* Page excerpt
▼
Are you heading up there today or tomorrow? We will be getting in Sunday afternoon. Sounds like the fishing is good right now. Hearing reports of all species biting. Good luck and would love to hear a report on how you did.


----------



## kingfisher42

Bleeding Minnow said:


> Are you heading up there today or tomorrow? We will be getting in Sunday afternoon. Sounds like the fishing is good right now. Hearing reports of all species biting. Good luck and would love to hear a report on how you did.


keep us updated minnow


----------



## Bleeding Minnow

My brother and I pulled into Pine Hill Cottages at Chautauqua on Sunday afternoon. After a rainy drive we had a break in the weather to unload and launch the boat. Decided to poke around a bit on Sunday eve just to get an idea of weed growth and wow so many areas are already choked out. Sounds like the lake thawed out several times over the winter so weeds didn't really die off. Upper basin water temp was 58-60 on Sunday and it was real windy. Monday was windy again but the search was on early for smallmouth and then checked in on a personal favorite spot end of the day for largemouth. We landed 24 fish with 5 bass over 3lbs and the biggest (smallie) going 3.5lbs. Ran into a couple guys who said they caught around 50 bass on the day. Tuesday was warm with blue bird skies and some east wind in the mix. Started out amazing with a great topwater smallmouth bite. Fish started missing baits so moved over to other techniques but was a day of short strikes including a pig walleye jerking the weed line in the evening. She sniffed the bait a couple times before committing but still came unbuttoned at the boat. That one stung. Wednesday brought consistent white caps to the lake and the water warmed up to 60-62. Was a super grind of a day. We got off the lake a bit early to get the batteries charged up before the rain started. Our neighbors fished later that night and said smallies turned on at dusk. It started raining Wednesday night and didn't stop until about 4p on Thursday. I was still thinking about the walleye so decided to troll worm harnesses all day. Only ran into 2 eyes but had nonstop action from yellow perch, white perch and white bass. As we were trailering up Thursday evening we ran into our neighbor again and he said the smallie fishing was really good that day so sounds like my timing wasn't so great this week. 100 fish on the clicker with 9 species total and a fun week with my brother who does not fish a whole lot. Pine Hill was great! We will be back!


----------



## kingfisher42

Go Time tomorrow morning!


----------



## Bleeding Minnow

kingfisher42 said:


> Go Time tomorrow morning!


GL! I didn't fish for LM much but the little I did I can tell you they were up shallow even 2 weeks ago. They were feeding up right on the bank on Monday 5/22. The next 3 days they pulled back into the inside weedline and were very finicky. Combo of weather and spawn I imagine. I have an aluminum boat now so with the wind that week I spent most of 1st 3 days drift fishing rocky bars for smallies and they were cooperating very well at times. I even got a great topwater bite going on Tuesday 5/23. Never looked at lower basin. There were many docks in the upper basin that were either not yet in or just going in last week.
▲
* Data section
▼
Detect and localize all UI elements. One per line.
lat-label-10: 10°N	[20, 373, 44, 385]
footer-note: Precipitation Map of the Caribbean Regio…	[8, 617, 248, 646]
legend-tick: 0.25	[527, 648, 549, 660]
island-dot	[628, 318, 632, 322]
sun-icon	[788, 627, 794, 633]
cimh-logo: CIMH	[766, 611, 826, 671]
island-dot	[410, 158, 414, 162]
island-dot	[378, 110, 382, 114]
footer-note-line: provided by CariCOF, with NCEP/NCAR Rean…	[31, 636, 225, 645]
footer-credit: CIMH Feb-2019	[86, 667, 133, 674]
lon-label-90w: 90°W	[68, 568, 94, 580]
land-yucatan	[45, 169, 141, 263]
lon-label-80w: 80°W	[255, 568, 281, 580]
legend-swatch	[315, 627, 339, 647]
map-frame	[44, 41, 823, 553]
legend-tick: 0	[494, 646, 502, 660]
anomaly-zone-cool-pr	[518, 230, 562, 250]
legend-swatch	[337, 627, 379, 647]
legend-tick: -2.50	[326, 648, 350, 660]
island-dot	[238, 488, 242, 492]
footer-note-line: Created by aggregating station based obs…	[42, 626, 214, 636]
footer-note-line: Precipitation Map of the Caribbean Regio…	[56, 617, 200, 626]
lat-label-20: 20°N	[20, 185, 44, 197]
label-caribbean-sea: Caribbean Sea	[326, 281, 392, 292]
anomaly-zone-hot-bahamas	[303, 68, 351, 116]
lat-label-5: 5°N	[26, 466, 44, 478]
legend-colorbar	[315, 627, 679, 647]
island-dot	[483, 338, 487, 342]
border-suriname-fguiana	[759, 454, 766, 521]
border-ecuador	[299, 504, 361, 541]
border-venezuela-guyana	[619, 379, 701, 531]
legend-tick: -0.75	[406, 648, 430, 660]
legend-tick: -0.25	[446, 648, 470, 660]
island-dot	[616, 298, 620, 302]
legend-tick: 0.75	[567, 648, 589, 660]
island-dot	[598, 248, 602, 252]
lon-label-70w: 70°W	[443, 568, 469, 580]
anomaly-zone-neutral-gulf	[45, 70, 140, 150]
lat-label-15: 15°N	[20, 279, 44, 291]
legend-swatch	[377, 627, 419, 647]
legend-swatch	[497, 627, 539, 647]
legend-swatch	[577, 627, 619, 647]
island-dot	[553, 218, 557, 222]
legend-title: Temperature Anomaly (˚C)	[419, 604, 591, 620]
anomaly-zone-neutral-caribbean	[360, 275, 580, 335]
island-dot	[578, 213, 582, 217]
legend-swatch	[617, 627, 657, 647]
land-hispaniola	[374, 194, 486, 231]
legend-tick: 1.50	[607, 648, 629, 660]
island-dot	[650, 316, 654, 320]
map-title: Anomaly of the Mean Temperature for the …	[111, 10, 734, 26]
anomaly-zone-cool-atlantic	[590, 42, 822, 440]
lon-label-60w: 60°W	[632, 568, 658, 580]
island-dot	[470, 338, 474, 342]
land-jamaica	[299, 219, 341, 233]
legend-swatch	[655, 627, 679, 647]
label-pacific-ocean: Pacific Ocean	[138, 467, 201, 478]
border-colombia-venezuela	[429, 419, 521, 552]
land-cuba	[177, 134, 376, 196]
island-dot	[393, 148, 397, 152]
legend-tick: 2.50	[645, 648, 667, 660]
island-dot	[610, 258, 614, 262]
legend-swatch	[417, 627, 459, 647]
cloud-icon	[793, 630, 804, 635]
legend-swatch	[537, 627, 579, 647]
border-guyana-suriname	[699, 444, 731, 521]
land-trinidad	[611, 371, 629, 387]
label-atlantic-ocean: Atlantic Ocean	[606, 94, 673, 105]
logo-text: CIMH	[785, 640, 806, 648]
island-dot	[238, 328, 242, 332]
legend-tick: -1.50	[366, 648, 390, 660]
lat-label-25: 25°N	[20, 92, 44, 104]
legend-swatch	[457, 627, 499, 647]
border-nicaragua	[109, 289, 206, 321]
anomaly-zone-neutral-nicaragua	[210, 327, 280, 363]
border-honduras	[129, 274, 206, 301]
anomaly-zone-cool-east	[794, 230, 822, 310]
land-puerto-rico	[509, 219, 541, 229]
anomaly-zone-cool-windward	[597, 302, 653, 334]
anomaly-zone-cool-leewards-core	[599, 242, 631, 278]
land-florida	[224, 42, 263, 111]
▲
* Aim of the task
Please sum up the fishing thread in two sentences.

* Answer to this problem
Bleeding Minnow reports on a week at Pine Hill Cottages on Chautauqua with a brother, describing weed-choked areas, windy and rainy days, short strikes, a walleye lost at the boat, and 100 fish of 9 species. Replying to kingfisher42's "Go Time tomorrow morning!", Bleeding Minnow adds that largemouth were shallow and then finicky, that smallmouth on rocky bars cooperated well at times, and that many upper-basin docks were not yet in.